REQUIREMENT:
Output all of the entries below precisely as written.

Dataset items
⁂

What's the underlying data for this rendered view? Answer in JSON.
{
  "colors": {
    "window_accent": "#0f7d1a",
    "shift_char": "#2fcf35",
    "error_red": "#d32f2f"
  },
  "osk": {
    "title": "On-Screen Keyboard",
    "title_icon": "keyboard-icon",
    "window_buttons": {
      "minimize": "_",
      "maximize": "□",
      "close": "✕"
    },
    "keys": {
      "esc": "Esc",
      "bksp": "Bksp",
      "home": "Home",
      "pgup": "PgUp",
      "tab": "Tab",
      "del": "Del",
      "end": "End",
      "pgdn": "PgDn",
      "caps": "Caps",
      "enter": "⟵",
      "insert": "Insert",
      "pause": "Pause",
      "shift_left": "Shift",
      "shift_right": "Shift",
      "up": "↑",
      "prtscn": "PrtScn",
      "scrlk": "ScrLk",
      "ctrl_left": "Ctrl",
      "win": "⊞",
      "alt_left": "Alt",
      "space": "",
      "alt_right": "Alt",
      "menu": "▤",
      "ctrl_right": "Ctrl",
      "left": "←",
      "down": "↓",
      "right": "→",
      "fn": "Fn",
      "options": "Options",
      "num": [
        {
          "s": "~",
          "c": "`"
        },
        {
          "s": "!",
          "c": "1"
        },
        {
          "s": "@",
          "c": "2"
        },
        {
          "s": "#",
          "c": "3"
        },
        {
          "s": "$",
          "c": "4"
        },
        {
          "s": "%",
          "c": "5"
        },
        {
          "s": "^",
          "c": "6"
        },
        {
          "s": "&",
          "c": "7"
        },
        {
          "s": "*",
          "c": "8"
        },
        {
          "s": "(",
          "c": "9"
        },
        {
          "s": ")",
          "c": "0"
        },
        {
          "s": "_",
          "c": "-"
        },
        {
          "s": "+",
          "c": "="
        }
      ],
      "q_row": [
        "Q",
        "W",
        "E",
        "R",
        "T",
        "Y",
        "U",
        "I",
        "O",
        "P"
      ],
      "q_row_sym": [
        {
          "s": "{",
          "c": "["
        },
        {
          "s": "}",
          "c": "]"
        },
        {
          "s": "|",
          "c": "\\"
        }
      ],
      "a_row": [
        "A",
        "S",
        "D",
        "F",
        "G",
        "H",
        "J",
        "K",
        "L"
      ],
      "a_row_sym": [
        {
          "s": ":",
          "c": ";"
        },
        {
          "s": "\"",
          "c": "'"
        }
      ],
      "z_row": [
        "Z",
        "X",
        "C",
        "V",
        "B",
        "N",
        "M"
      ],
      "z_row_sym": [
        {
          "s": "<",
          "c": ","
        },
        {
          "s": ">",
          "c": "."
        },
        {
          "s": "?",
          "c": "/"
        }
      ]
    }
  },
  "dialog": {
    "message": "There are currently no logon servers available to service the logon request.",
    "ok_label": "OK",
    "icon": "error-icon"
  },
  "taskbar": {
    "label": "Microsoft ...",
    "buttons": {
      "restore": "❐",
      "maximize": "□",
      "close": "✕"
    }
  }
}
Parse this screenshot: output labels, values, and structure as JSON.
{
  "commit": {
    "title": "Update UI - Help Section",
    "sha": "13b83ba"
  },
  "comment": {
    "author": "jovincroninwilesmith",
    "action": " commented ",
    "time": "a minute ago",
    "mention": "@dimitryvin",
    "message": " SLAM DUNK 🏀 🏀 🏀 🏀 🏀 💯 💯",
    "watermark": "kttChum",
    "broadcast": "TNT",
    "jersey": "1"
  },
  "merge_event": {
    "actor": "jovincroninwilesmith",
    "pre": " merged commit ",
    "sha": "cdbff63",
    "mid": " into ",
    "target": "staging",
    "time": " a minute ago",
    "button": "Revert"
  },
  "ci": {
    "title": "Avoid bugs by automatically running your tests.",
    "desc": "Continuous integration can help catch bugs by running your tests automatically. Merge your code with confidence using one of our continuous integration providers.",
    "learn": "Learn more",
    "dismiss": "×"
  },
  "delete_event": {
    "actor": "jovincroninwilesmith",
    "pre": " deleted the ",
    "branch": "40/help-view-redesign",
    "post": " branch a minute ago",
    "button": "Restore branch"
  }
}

⁂

COMPLETED EXERCISE:
What's the underlying data for this rendered view? Answer in JSON.
{
  "colors": {
    "window_accent": "#0f7d1a",
    "shift_char": "#2fcf35",
    "error_red": "#d32f2f"
  },
  "osk": {
    "title": "On-Screen Keyboard",
    "title_icon": "keyboard-icon",
    "window_buttons": {
      "minimize": "_",
      "maximize": "□",
      "close": "✕"
    },
    "keys": {
      "esc": "Esc",
      "bksp": "Bksp",
      "home": "Home",
      "pgup": "PgUp",
      "tab": "Tab",
      "del": "Del",
      "end": "End",
      "pgdn": "PgDn",
      "caps": "Caps",
      "enter": "⟵",
      "insert": "Insert",
      "pause": "Pause",
      "shift_left": "Shift",
      "shift_right": "Shift",
      "up": "↑",
      "prtscn": "PrtScn",
      "scrlk": "ScrLk",
      "ctrl_left": "Ctrl",
      "win": "⊞",
      "alt_left": "Alt",
      "space": "",
      "alt_right": "Alt",
      "menu": "▤",
      "ctrl_right": "Ctrl",
      "left": "←",
      "down": "↓",
      "right": "→",
      "fn": "Fn",
      "options": "Options",
      "num": [
        {
          "s": "~",
          "c": "`"
        },
        {
          "s": "!",
          "c": "1"
        },
        {
          "s": "@",
          "c": "2"
        },
        {
          "s": "#",
          "c": "3"
        },
        {
          "s": "$",
          "c": "4"
        },
        {
          "s": "%",
          "c": "5"
        },
        {
          "s": "^",
          "c": "6"
        },
        {
          "s": "&",
          "c": "7"
        },
        {
          "s": "*",
          "c": "8"
        },
        {
          "s": "(",
          "c": "9"
        },
        {
          "s": ")",
          "c": "0"
        },
        {
          "s": "_",
          "c": "-"
        },
        {
          "s": "+",
          "c": "="
        }
      ],
      "q_row": [
        "Q",
        "W",
        "E",
        "R",
        "T",
        "Y",
        "U",
        "I",
        "O",
        "P"
      ],
      "q_row_sym": [
        {
          "s": "{",
          "c": "["
        },
        {
          "s": "}",
          "c": "]"
        },
        {
          "s": "|",
          "c": "\\"
        }
      ],
      "a_row": [
        "A",
        "S",
        "D",
        "F",
        "G",
        "H",
        "J",
        "K",
        "L"
      ],
      "a_row_sym": [
        {
          "s": ":",
          "c": ";"
        },
        {
          "s": "\"",
          "c": "'"
        }
      ],
      "z_row": [
        "Z",
        "X",
        "C",
        "V",
        "B",
        "N",
        "M"
      ],
      "z_row_sym": [
        {
          "s": "<",
          "c": ","
        },
        {
          "s": ">",
          "c": "."
        },
        {
          "s": "?",
          "c": "/"
        }
      ]
    }
  },
  "dialog": {
    "message": "There are currently no logon servers available to service the logon request.",
    "ok_label": "OK",
    "icon": "error-icon"
  },
  "taskbar": {
    "label": "Microsoft ...",
    "buttons": {
      "restore": "❐",
      "maximize": "□",
      "close": "✕"
    }
  }
}
Parse this screenshot: output labels, values, and structure as JSON.
{
  "commit": {
    "title": "Update UI - Help Section",
    "sha": "13b83ba"
  },
  "comment": {
    "author": "jovincroninwilesmith",
    "action": " commented ",
    "time": "a minute ago",
    "mention": "@dimitryvin",
    "message": " SLAM DUNK 🏀 🏀 🏀 🏀 🏀 💯 💯",
    "watermark": "kttChum",
    "broadcast": "TNT",
    "jersey": "1"
  },
  "merge_event": {
    "actor": "jovincroninwilesmith",
    "pre": " merged commit ",
    "sha": "cdbff63",
    "mid": " into ",
    "target": "staging",
    "time": " a minute ago",
    "button": "Revert"
  },
  "ci": {
    "title": "Avoid bugs by automatically running your tests.",
    "desc": "Continuous integration can help catch bugs by running your tests automatically. Merge your code with confidence using one of our continuous integration providers.",
    "learn": "Learn more",
    "dismiss": "×"
  },
  "delete_event": {
    "actor": "jovincroninwilesmith",
    "pre": " deleted the ",
    "branch": "40/help-view-redesign",
    "post": " branch a minute ago",
    "button": "Restore branch"
  }
}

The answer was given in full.